▶ **Goal**
Every record below should be transcribed exactly. Omit the images.

________________________________________

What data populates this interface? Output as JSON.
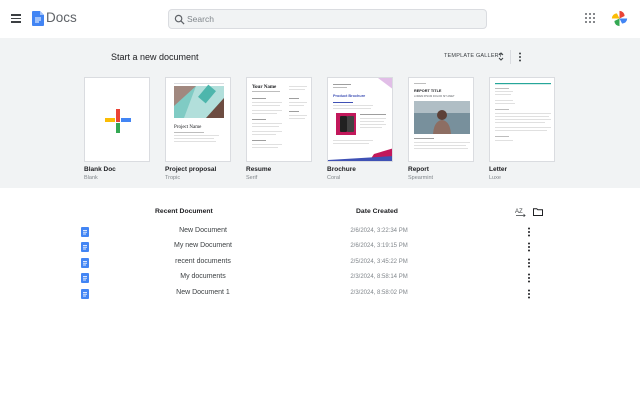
{
  "header": {
    "app_name": "Docs",
    "search_placeholder": "Search"
  },
  "gallery": {
    "title": "Start a new document",
    "template_gallery_label": "TEMPLATE GALLERY",
    "templates": [
      {
        "name": "Blank Doc",
        "sub": "Blank"
      },
      {
        "name": "Project proposal",
        "sub": "Tropic"
      },
      {
        "name": "Resume",
        "sub": "Serif"
      },
      {
        "name": "Brochure",
        "sub": "Coral"
      },
      {
        "name": "Report",
        "sub": "Spearmint"
      },
      {
        "name": "Letter",
        "sub": "Luxe"
      }
    ],
    "thumbnails": {
      "project_title": "Project Name",
      "resume_name": "Your Name",
      "brochure_title": "Product Brochure",
      "report_title": "REPORT TITLE",
      "report_sub": "LOREM IPSUM DOLOR SIT AMET"
    }
  },
  "recent": {
    "col_name": "Recent Document",
    "col_date": "Date Created",
    "sort_label": "AZ",
    "rows": [
      {
        "name": "New Document",
        "date": "2/6/2024, 3:22:34 PM"
      },
      {
        "name": "My new Document",
        "date": "2/6/2024, 3:19:15 PM"
      },
      {
        "name": "recent documents",
        "date": "2/5/2024, 3:45:22 PM"
      },
      {
        "name": "My documents",
        "date": "2/3/2024, 8:58:14 PM"
      },
      {
        "name": "New Document 1",
        "date": "2/3/2024, 8:58:02 PM"
      }
    ]
  },
  "colors": {
    "docs_blue": "#4285f4",
    "gallery_bg": "#f1f3f4",
    "text_muted": "#80868b"
  }
}
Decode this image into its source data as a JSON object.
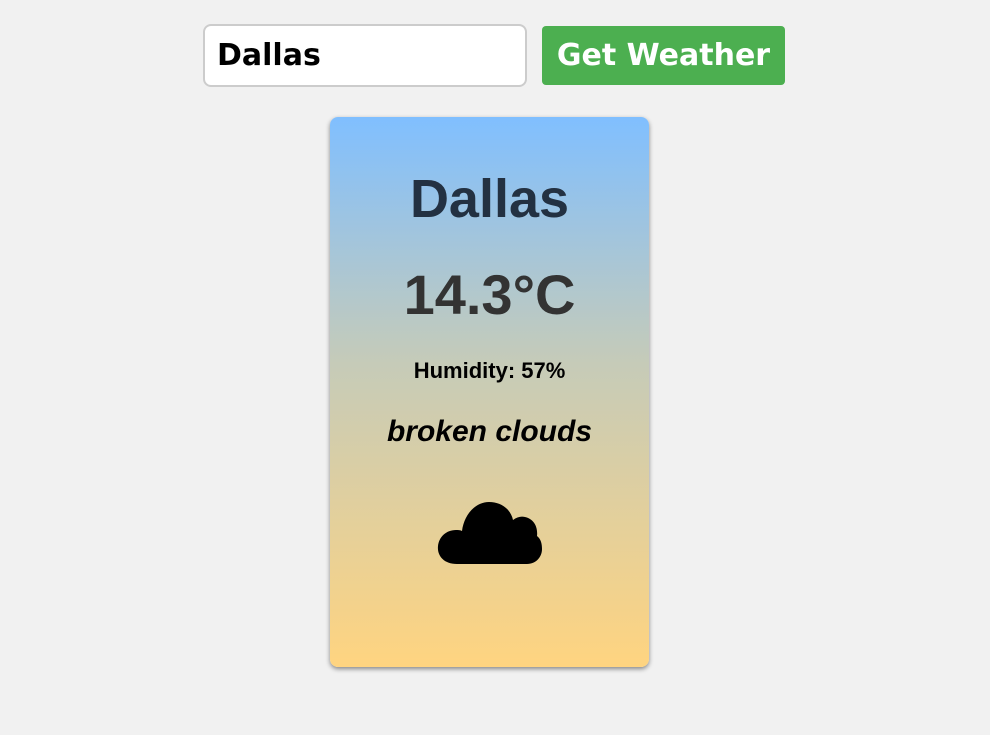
{
  "search": {
    "value": "Dallas"
  },
  "button": {
    "label": "Get Weather"
  },
  "weather": {
    "city": "Dallas",
    "temperature": "14.3°C",
    "humidity": "Humidity: 57%",
    "description": "broken clouds",
    "icon": "cloud-icon"
  },
  "colors": {
    "button": "#4caf50",
    "gradient_top": "#80bfff",
    "gradient_bottom": "#ffd480",
    "city_text": "#233142",
    "temperature_text": "#333333"
  }
}
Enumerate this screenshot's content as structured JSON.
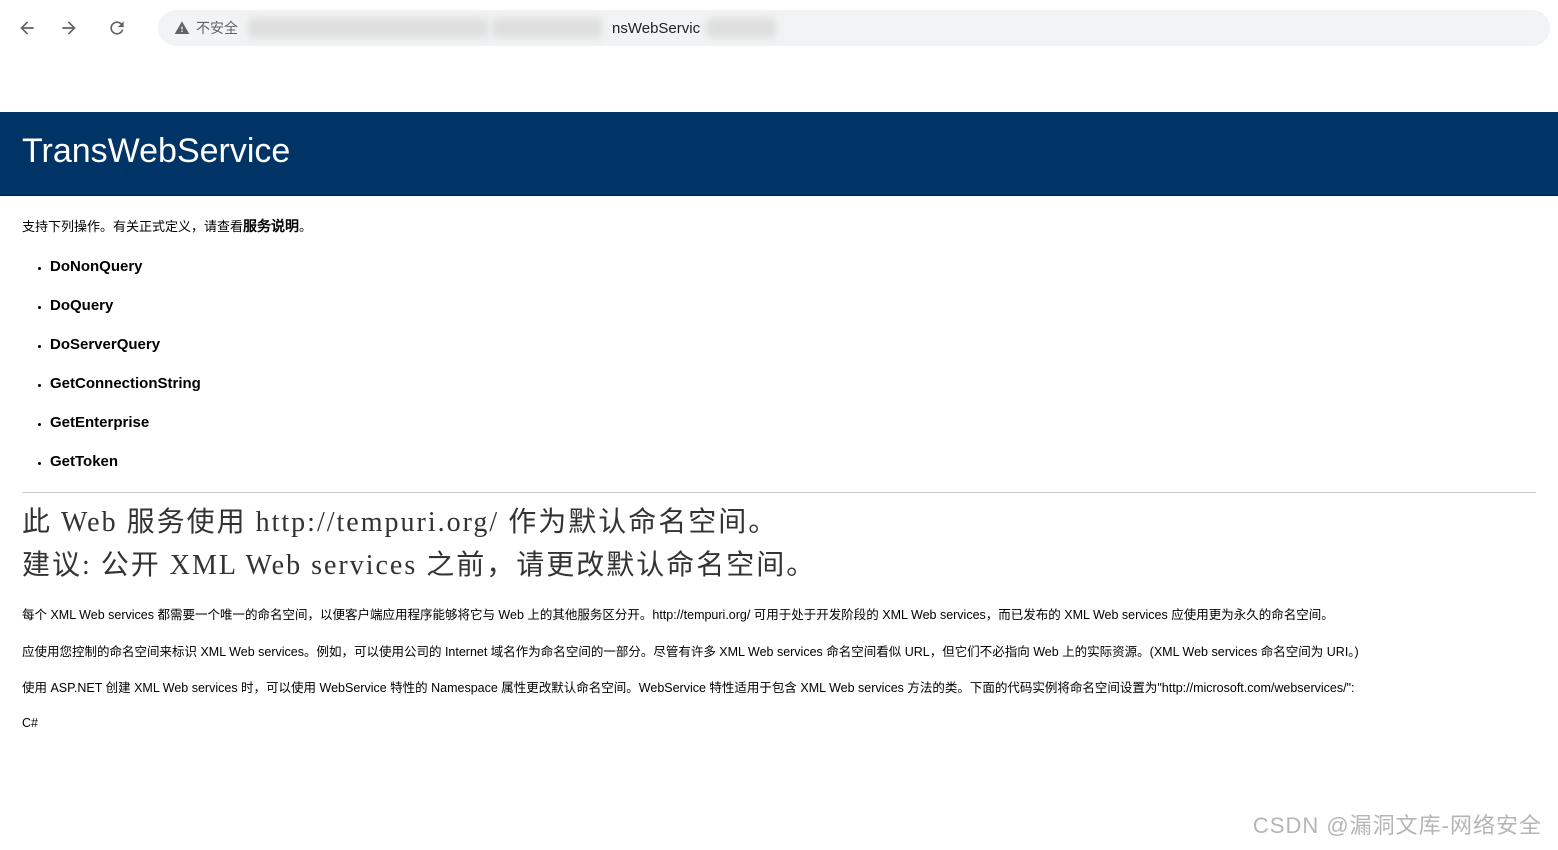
{
  "browser": {
    "security_label": "不安全",
    "url_visible_part": "nsWebServic"
  },
  "page": {
    "title": "TransWebService",
    "intro_prefix": "支持下列操作。有关正式定义，请查看",
    "intro_bold": "服务说明",
    "intro_suffix": "。",
    "operations": [
      "DoNonQuery",
      "DoQuery",
      "DoServerQuery",
      "GetConnectionString",
      "GetEnterprise",
      "GetToken"
    ],
    "big_line_1": "此 Web 服务使用 http://tempuri.org/ 作为默认命名空间。",
    "big_line_2": "建议: 公开 XML Web services 之前，请更改默认命名空间。",
    "desc_1": "每个 XML Web services 都需要一个唯一的命名空间，以便客户端应用程序能够将它与 Web 上的其他服务区分开。http://tempuri.org/ 可用于处于开发阶段的 XML Web services，而已发布的 XML Web services 应使用更为永久的命名空间。",
    "desc_2": "应使用您控制的命名空间来标识 XML Web services。例如，可以使用公司的 Internet 域名作为命名空间的一部分。尽管有许多 XML Web services 命名空间看似 URL，但它们不必指向 Web 上的实际资源。(XML Web services 命名空间为 URI。)",
    "desc_3": "使用 ASP.NET 创建 XML Web services 时，可以使用 WebService 特性的 Namespace 属性更改默认命名空间。WebService 特性适用于包含 XML Web services 方法的类。下面的代码实例将命名空间设置为\"http://microsoft.com/webservices/\":",
    "lang_label": "C#"
  },
  "watermark": "CSDN @漏洞文库-网络安全"
}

________________________________________

▶ **Task answer**
What data populates this interface? Output as JSON.
{
  "header": {
    "app_name": "Docs",
    "search_placeholder": "Search"
  },
  "gallery": {
    "title": "Start a new document",
    "template_gallery_label": "TEMPLATE GALLERY",
    "templates": [
      {
        "name": "Blank Doc",
        "sub": "Blank"
      },
      {
        "name": "Project proposal",
        "sub": "Tropic"
      },
      {
        "name": "Resume",
        "sub": "Serif"
      },
      {
        "name": "Brochure",
        "sub": "Coral"
      },
      {
        "name": "Report",
        "sub": "Spearmint"
      },
      {
        "name": "Letter",
        "sub": "Luxe"
      }
    ],
    "thumbnails": {
      "project_title": "Project Name",
      "resume_name": "Your Name",
      "brochure_title": "Product Brochure",
      "report_title": "REPORT TITLE",
      "report_sub": "LOREM IPSUM DOLOR SIT AMET"
    }
  },
  "recent": {
    "col_name": "Recent Document",
    "col_date": "Date Created",
    "sort_label": "AZ",
    "rows": [
      {
        "name": "New Document",
        "date": "2/6/2024, 3:22:34 PM"
      },
      {
        "name": "My new Document",
        "date": "2/6/2024, 3:19:15 PM"
      },
      {
        "name": "recent documents",
        "date": "2/5/2024, 3:45:22 PM"
      },
      {
        "name": "My documents",
        "date": "2/3/2024, 8:58:14 PM"
      },
      {
        "name": "New Document 1",
        "date": "2/3/2024, 8:58:02 PM"
      }
    ]
  },
  "colors": {
    "docs_blue": "#4285f4",
    "gallery_bg": "#f1f3f4",
    "text_muted": "#80868b"
  }
}
Decode this image into its source data as a JSON object.
{
  "search": {
    "value": "Dallas"
  },
  "button": {
    "label": "Get Weather"
  },
  "weather": {
    "city": "Dallas",
    "temperature": "14.3°C",
    "humidity": "Humidity: 57%",
    "description": "broken clouds",
    "icon": "cloud-icon"
  },
  "colors": {
    "button": "#4caf50",
    "gradient_top": "#80bfff",
    "gradient_bottom": "#ffd480",
    "city_text": "#233142",
    "temperature_text": "#333333"
  }
}
Enumerate this screenshot's content as structured JSON.
{
  "browser": {
    "security_label": "不安全",
    "url_visible_part": "nsWebServic"
  },
  "page": {
    "title": "TransWebService",
    "intro_prefix": "支持下列操作。有关正式定义，请查看",
    "intro_bold": "服务说明",
    "intro_suffix": "。",
    "operations": [
      "DoNonQuery",
      "DoQuery",
      "DoServerQuery",
      "GetConnectionString",
      "GetEnterprise",
      "GetToken"
    ],
    "big_line_1": "此 Web 服务使用 http://tempuri.org/ 作为默认命名空间。",
    "big_line_2": "建议: 公开 XML Web services 之前，请更改默认命名空间。",
    "desc_1": "每个 XML Web services 都需要一个唯一的命名空间，以便客户端应用程序能够将它与 Web 上的其他服务区分开。http://tempuri.org/ 可用于处于开发阶段的 XML Web services，而已发布的 XML Web services 应使用更为永久的命名空间。",
    "desc_2": "应使用您控制的命名空间来标识 XML Web services。例如，可以使用公司的 Internet 域名作为命名空间的一部分。尽管有许多 XML Web services 命名空间看似 URL，但它们不必指向 Web 上的实际资源。(XML Web services 命名空间为 URI。)",
    "desc_3": "使用 ASP.NET 创建 XML Web services 时，可以使用 WebService 特性的 Namespace 属性更改默认命名空间。WebService 特性适用于包含 XML Web services 方法的类。下面的代码实例将命名空间设置为\"http://microsoft.com/webservices/\":",
    "lang_label": "C#"
  },
  "watermark": "CSDN @漏洞文库-网络安全"
}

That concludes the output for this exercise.